▶ _PROVIDED INFORMATION_
— begin —

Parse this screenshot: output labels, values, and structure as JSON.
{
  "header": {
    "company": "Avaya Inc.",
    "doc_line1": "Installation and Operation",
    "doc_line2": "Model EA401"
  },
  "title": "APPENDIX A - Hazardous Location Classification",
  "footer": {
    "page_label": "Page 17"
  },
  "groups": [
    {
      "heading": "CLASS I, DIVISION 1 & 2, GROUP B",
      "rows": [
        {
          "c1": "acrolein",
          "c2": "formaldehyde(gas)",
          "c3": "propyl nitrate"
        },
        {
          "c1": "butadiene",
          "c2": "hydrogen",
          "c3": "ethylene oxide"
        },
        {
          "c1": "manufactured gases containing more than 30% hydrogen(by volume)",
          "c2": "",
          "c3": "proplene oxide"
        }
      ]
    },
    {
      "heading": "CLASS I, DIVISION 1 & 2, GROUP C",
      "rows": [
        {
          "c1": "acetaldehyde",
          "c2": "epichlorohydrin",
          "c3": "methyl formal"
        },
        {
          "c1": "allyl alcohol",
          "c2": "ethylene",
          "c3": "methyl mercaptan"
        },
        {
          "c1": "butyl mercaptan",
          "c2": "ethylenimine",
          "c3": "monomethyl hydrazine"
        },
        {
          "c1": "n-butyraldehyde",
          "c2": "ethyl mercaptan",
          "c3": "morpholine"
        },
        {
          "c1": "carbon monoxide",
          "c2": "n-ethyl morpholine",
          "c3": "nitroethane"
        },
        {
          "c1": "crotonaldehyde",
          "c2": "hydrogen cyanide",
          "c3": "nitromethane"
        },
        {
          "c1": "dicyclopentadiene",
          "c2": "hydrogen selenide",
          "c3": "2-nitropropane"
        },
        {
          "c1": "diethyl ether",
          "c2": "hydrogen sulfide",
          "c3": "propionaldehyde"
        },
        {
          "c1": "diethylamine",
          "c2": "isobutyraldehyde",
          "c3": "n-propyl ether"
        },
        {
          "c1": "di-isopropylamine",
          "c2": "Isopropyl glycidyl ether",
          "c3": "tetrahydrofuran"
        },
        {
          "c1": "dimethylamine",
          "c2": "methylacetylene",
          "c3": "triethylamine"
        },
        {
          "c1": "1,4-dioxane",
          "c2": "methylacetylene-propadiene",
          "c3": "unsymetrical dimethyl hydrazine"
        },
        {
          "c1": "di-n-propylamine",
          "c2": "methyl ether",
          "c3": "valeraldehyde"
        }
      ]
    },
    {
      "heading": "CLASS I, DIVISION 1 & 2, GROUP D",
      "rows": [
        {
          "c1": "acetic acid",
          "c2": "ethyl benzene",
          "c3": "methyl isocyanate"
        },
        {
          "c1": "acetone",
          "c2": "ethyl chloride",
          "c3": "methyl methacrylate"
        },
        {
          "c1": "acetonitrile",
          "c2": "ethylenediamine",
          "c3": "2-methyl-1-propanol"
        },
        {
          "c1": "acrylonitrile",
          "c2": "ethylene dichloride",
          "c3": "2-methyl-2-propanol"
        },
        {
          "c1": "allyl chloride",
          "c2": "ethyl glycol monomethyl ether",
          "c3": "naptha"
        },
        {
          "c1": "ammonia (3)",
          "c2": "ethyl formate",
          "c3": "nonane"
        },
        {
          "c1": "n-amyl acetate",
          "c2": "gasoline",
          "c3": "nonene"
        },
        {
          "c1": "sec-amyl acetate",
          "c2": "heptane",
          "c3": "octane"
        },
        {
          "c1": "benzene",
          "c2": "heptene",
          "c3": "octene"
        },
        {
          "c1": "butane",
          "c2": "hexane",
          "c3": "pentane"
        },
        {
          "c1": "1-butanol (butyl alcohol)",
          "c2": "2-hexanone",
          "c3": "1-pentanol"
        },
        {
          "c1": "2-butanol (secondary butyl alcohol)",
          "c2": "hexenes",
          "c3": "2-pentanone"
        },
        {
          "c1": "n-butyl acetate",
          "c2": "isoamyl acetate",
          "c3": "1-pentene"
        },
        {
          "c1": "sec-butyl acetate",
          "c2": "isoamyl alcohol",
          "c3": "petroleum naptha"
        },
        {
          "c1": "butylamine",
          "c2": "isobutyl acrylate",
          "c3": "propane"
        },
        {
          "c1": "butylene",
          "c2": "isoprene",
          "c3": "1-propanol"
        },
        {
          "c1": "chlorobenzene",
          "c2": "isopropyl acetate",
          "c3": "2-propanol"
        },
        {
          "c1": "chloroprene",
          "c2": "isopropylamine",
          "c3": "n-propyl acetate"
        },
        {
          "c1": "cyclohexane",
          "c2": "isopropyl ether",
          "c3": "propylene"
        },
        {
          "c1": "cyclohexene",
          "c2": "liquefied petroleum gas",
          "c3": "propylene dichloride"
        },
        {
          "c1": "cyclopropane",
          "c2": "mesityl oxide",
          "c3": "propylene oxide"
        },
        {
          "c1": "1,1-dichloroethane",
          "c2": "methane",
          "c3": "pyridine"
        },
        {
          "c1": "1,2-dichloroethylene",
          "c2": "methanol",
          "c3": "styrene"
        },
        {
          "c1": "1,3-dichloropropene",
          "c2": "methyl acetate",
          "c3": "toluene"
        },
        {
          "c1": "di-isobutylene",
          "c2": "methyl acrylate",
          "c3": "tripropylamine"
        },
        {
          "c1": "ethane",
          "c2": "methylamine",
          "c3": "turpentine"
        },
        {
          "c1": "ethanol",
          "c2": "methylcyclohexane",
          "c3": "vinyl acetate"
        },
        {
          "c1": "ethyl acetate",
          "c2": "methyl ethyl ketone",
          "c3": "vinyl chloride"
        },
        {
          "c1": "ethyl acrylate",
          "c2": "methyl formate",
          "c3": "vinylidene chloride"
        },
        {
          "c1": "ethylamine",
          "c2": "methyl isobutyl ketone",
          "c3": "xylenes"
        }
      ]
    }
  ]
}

— end —
— begin —

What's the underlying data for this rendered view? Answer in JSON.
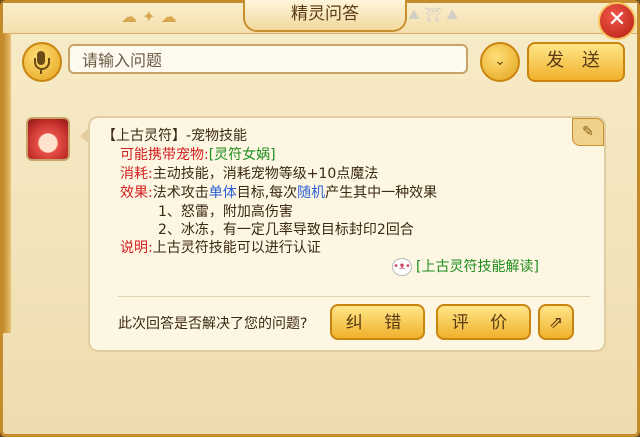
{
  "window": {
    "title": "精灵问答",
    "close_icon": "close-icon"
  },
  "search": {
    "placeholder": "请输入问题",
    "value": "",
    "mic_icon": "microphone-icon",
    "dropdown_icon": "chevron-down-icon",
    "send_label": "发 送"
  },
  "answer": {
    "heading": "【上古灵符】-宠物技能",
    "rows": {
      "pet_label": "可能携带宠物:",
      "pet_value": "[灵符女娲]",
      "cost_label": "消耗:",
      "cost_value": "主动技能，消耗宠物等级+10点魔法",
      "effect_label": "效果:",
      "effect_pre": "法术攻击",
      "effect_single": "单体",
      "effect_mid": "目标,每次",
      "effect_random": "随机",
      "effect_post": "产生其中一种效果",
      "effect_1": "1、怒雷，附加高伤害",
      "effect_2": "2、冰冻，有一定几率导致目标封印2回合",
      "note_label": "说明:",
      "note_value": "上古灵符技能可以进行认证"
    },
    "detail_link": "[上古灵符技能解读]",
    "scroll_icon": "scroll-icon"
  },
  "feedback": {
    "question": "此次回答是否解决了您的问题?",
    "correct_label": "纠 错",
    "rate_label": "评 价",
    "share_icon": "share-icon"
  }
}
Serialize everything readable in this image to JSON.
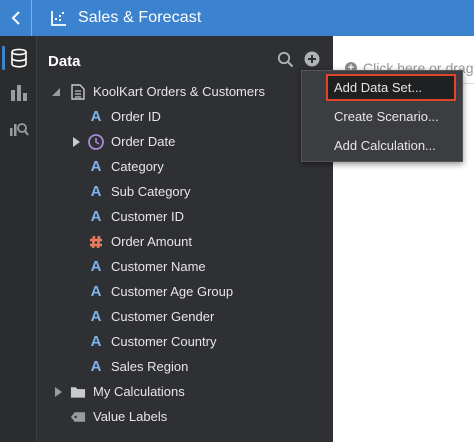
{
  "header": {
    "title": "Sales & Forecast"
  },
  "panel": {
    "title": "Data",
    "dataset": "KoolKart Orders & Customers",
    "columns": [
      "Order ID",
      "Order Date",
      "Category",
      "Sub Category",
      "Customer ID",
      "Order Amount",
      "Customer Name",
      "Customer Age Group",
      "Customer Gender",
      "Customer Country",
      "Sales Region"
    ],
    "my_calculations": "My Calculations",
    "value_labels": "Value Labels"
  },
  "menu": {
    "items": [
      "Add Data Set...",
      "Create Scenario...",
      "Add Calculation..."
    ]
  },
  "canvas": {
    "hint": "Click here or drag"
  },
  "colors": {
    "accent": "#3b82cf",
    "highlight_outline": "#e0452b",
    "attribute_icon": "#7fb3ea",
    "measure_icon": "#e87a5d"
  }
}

— end —
— begin —

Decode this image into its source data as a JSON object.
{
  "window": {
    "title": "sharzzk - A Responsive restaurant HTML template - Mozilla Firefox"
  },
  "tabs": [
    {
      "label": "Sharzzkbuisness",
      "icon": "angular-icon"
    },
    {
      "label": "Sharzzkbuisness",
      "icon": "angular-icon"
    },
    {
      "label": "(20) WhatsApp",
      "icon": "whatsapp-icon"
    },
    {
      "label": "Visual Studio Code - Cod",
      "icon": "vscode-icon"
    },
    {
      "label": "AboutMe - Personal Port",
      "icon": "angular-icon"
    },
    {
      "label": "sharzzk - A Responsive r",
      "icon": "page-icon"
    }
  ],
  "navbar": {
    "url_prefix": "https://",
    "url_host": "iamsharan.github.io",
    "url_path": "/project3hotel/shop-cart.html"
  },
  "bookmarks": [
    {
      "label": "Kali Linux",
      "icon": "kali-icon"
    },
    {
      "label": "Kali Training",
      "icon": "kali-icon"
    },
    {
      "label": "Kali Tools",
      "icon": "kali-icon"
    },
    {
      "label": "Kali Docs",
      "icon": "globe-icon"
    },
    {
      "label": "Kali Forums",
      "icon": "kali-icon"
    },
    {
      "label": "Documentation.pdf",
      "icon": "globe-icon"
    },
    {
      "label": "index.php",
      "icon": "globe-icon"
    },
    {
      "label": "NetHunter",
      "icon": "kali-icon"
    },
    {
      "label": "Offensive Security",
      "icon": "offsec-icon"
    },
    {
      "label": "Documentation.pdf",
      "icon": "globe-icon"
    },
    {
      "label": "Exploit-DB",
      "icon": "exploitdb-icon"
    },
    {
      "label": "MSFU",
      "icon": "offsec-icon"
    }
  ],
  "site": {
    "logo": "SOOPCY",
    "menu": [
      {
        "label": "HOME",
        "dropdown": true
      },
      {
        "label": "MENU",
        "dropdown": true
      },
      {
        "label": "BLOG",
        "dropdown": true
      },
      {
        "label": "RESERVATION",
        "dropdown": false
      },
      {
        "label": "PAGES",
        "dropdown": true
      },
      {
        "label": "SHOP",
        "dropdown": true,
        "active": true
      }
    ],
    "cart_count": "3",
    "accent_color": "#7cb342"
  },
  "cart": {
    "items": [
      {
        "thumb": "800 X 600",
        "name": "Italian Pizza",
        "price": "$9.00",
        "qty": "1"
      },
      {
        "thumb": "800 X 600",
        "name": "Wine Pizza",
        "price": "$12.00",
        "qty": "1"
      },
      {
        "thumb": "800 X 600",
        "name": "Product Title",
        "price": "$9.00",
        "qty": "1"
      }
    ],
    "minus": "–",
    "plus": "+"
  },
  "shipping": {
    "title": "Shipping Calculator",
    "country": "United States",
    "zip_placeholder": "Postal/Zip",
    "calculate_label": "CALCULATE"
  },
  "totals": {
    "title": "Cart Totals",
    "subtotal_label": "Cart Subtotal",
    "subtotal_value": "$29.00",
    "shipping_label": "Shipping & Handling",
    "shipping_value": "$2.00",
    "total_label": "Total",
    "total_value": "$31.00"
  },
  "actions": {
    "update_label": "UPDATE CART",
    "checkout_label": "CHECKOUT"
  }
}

— end —

▶ _WORK TO DO_
Track down the lines that include the word "hydrogen" and copy them.

▶ _SOLUTION TO THE EXERCISE_
          "c2": "hydrogen",
          "c1": "manufactured gases containing more than 30% hydrogen(by volume)",
          "c2": "hydrogen cyanide",
          "c2": "hydrogen selenide",
          "c2": "hydrogen sulfide",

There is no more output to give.